DATASET RECORDS –
+++

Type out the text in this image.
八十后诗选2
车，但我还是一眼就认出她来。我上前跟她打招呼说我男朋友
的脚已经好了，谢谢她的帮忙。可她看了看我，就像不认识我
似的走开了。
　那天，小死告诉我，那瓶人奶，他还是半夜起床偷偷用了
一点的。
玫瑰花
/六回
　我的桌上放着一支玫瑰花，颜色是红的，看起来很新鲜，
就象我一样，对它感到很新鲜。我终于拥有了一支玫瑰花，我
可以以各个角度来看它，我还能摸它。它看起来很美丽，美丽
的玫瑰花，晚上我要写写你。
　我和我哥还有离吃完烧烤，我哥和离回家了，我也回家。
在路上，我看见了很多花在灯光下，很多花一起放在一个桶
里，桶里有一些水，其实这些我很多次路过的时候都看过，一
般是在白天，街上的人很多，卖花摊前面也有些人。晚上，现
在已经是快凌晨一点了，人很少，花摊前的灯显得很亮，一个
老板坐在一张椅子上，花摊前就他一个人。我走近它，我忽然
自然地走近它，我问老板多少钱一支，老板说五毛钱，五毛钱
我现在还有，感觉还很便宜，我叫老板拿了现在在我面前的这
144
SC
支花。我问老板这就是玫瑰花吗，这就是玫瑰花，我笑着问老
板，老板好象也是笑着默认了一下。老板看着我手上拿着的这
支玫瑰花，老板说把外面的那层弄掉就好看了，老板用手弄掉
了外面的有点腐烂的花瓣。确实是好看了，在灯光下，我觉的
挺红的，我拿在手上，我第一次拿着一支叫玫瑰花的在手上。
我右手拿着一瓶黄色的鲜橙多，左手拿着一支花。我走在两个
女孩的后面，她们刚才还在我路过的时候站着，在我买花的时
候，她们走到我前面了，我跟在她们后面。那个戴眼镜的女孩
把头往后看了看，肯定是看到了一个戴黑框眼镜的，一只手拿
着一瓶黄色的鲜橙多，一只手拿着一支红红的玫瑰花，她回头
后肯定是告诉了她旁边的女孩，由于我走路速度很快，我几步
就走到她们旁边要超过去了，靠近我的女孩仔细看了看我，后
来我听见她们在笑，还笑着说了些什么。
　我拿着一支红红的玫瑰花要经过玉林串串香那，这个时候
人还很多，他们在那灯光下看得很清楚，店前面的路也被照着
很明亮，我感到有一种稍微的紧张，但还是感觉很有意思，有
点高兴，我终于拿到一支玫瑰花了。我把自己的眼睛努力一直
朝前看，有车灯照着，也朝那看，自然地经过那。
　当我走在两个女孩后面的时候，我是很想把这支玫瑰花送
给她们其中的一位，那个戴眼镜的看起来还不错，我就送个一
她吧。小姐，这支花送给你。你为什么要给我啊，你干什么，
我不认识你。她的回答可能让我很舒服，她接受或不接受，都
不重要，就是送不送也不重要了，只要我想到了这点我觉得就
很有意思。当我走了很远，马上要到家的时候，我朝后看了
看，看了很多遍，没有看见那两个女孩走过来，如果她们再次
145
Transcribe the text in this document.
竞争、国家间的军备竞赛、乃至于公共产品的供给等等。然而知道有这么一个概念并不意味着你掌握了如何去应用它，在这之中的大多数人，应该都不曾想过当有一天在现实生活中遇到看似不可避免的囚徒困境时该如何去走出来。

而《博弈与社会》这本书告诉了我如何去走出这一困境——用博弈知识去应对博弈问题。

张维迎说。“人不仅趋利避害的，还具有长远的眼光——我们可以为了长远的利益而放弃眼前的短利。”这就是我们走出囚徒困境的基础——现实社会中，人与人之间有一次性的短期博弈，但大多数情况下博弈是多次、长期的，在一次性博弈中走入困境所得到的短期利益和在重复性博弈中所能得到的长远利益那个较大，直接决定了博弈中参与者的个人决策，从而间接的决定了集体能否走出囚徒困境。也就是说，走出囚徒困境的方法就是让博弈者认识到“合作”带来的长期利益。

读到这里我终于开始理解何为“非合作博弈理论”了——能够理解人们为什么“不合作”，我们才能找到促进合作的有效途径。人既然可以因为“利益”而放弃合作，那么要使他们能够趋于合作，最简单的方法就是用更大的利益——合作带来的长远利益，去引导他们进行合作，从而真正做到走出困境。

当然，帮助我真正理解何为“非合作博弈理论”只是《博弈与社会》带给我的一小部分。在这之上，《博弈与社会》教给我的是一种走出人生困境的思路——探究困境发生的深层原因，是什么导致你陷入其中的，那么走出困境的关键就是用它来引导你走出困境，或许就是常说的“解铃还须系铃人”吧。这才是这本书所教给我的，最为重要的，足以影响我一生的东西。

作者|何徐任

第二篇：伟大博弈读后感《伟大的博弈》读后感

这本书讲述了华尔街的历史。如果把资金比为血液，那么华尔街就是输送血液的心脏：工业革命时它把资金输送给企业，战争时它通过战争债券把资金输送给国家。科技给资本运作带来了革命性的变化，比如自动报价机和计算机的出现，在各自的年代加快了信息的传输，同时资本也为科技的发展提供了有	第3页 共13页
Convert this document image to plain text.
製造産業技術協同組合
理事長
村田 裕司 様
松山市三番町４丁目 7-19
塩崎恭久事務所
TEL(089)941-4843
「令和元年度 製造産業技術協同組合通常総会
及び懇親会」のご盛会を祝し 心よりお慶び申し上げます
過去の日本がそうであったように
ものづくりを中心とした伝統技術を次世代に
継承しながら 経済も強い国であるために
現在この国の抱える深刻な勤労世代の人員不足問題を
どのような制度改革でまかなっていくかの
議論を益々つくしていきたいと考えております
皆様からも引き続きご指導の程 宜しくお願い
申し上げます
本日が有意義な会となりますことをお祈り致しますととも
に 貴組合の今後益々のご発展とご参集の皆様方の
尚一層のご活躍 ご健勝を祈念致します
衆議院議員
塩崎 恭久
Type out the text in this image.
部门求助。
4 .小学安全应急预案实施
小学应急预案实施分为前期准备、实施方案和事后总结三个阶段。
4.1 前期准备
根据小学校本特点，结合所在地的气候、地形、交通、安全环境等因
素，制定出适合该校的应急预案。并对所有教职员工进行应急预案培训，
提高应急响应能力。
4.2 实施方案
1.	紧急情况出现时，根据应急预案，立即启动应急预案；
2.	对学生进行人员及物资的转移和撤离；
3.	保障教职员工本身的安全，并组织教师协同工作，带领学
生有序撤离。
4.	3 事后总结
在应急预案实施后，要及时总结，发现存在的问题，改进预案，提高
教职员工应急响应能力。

+++

EXERCISE TASK – Extract each line from the listing above, please, and repeat it exactly.

OUTPUT OF THE EXERCISE –
Type out the text in this image.
八十后诗选2
车，但我还是一眼就认出她来。我上前跟她打招呼说我男朋友
的脚已经好了，谢谢她的帮忙。可她看了看我，就像不认识我
似的走开了。
　那天，小死告诉我，那瓶人奶，他还是半夜起床偷偷用了
一点的。
玫瑰花
/六回
　我的桌上放着一支玫瑰花，颜色是红的，看起来很新鲜，
就象我一样，对它感到很新鲜。我终于拥有了一支玫瑰花，我
可以以各个角度来看它，我还能摸它。它看起来很美丽，美丽
的玫瑰花，晚上我要写写你。
　我和我哥还有离吃完烧烤，我哥和离回家了，我也回家。
在路上，我看见了很多花在灯光下，很多花一起放在一个桶
里，桶里有一些水，其实这些我很多次路过的时候都看过，一
般是在白天，街上的人很多，卖花摊前面也有些人。晚上，现
在已经是快凌晨一点了，人很少，花摊前的灯显得很亮，一个
老板坐在一张椅子上，花摊前就他一个人。我走近它，我忽然
自然地走近它，我问老板多少钱一支，老板说五毛钱，五毛钱
我现在还有，感觉还很便宜，我叫老板拿了现在在我面前的这
144
SC
支花。我问老板这就是玫瑰花吗，这就是玫瑰花，我笑着问老
板，老板好象也是笑着默认了一下。老板看着我手上拿着的这
支玫瑰花，老板说把外面的那层弄掉就好看了，老板用手弄掉
了外面的有点腐烂的花瓣。确实是好看了，在灯光下，我觉的
挺红的，我拿在手上，我第一次拿着一支叫玫瑰花的在手上。
我右手拿着一瓶黄色的鲜橙多，左手拿着一支花。我走在两个
女孩的后面，她们刚才还在我路过的时候站着，在我买花的时
候，她们走到我前面了，我跟在她们后面。那个戴眼镜的女孩
把头往后看了看，肯定是看到了一个戴黑框眼镜的，一只手拿
着一瓶黄色的鲜橙多，一只手拿着一支红红的玫瑰花，她回头
后肯定是告诉了她旁边的女孩，由于我走路速度很快，我几步
就走到她们旁边要超过去了，靠近我的女孩仔细看了看我，后
来我听见她们在笑，还笑着说了些什么。
　我拿着一支红红的玫瑰花要经过玉林串串香那，这个时候
人还很多，他们在那灯光下看得很清楚，店前面的路也被照着
很明亮，我感到有一种稍微的紧张，但还是感觉很有意思，有
点高兴，我终于拿到一支玫瑰花了。我把自己的眼睛努力一直
朝前看，有车灯照着，也朝那看，自然地经过那。
　当我走在两个女孩后面的时候，我是很想把这支玫瑰花送
给她们其中的一位，那个戴眼镜的看起来还不错，我就送个一
她吧。小姐，这支花送给你。你为什么要给我啊，你干什么，
我不认识你。她的回答可能让我很舒服，她接受或不接受，都
不重要，就是送不送也不重要了，只要我想到了这点我觉得就
很有意思。当我走了很远，马上要到家的时候，我朝后看了
看，看了很多遍，没有看见那两个女孩走过来，如果她们再次
145
Transcribe the text in this document.
竞争、国家间的军备竞赛、乃至于公共产品的供给等等。然而知道有这么一个概念并不意味着你掌握了如何去应用它，在这之中的大多数人，应该都不曾想过当有一天在现实生活中遇到看似不可避免的囚徒困境时该如何去走出来。

而《博弈与社会》这本书告诉了我如何去走出这一困境——用博弈知识去应对博弈问题。

张维迎说。“人不仅趋利避害的，还具有长远的眼光——我们可以为了长远的利益而放弃眼前的短利。”这就是我们走出囚徒困境的基础——现实社会中，人与人之间有一次性的短期博弈，但大多数情况下博弈是多次、长期的，在一次性博弈中走入困境所得到的短期利益和在重复性博弈中所能得到的长远利益那个较大，直接决定了博弈中参与者的个人决策，从而间接的决定了集体能否走出囚徒困境。也就是说，走出囚徒困境的方法就是让博弈者认识到“合作”带来的长期利益。

读到这里我终于开始理解何为“非合作博弈理论”了——能够理解人们为什么“不合作”，我们才能找到促进合作的有效途径。人既然可以因为“利益”而放弃合作，那么要使他们能够趋于合作，最简单的方法就是用更大的利益——合作带来的长远利益，去引导他们进行合作，从而真正做到走出困境。

当然，帮助我真正理解何为“非合作博弈理论”只是《博弈与社会》带给我的一小部分。在这之上，《博弈与社会》教给我的是一种走出人生困境的思路——探究困境发生的深层原因，是什么导致你陷入其中的，那么走出困境的关键就是用它来引导你走出困境，或许就是常说的“解铃还须系铃人”吧。这才是这本书所教给我的，最为重要的，足以影响我一生的东西。

作者|何徐任

第二篇：伟大博弈读后感《伟大的博弈》读后感

这本书讲述了华尔街的历史。如果把资金比为血液，那么华尔街就是输送血液的心脏：工业革命时它把资金输送给企业，战争时它通过战争债券把资金输送给国家。科技给资本运作带来了革命性的变化，比如自动报价机和计算机的出现，在各自的年代加快了信息的传输，同时资本也为科技的发展提供了有	第3页 共13页
Convert this document image to plain text.
製造産業技術協同組合
理事長
村田 裕司 様
松山市三番町４丁目 7-19
塩崎恭久事務所
TEL(089)941-4843
「令和元年度 製造産業技術協同組合通常総会
及び懇親会」のご盛会を祝し 心よりお慶び申し上げます
過去の日本がそうであったように
ものづくりを中心とした伝統技術を次世代に
継承しながら 経済も強い国であるために
現在この国の抱える深刻な勤労世代の人員不足問題を
どのような制度改革でまかなっていくかの
議論を益々つくしていきたいと考えております
皆様からも引き続きご指導の程 宜しくお願い
申し上げます
本日が有意義な会となりますことをお祈り致しますととも
に 貴組合の今後益々のご発展とご参集の皆様方の
尚一層のご活躍 ご健勝を祈念致します
衆議院議員
塩崎 恭久
Type out the text in this image.
部门求助。
4 .小学安全应急预案实施
小学应急预案实施分为前期准备、实施方案和事后总结三个阶段。
4.1 前期准备
根据小学校本特点，结合所在地的气候、地形、交通、安全环境等因
素，制定出适合该校的应急预案。并对所有教职员工进行应急预案培训，
提高应急响应能力。
4.2 实施方案
1.	紧急情况出现时，根据应急预案，立即启动应急预案；
2.	对学生进行人员及物资的转移和撤离；
3.	保障教职员工本身的安全，并组织教师协同工作，带领学
生有序撤离。
4.	3 事后总结
在应急预案实施后，要及时总结，发现存在的问题，改进预案，提高
教职员工应急响应能力。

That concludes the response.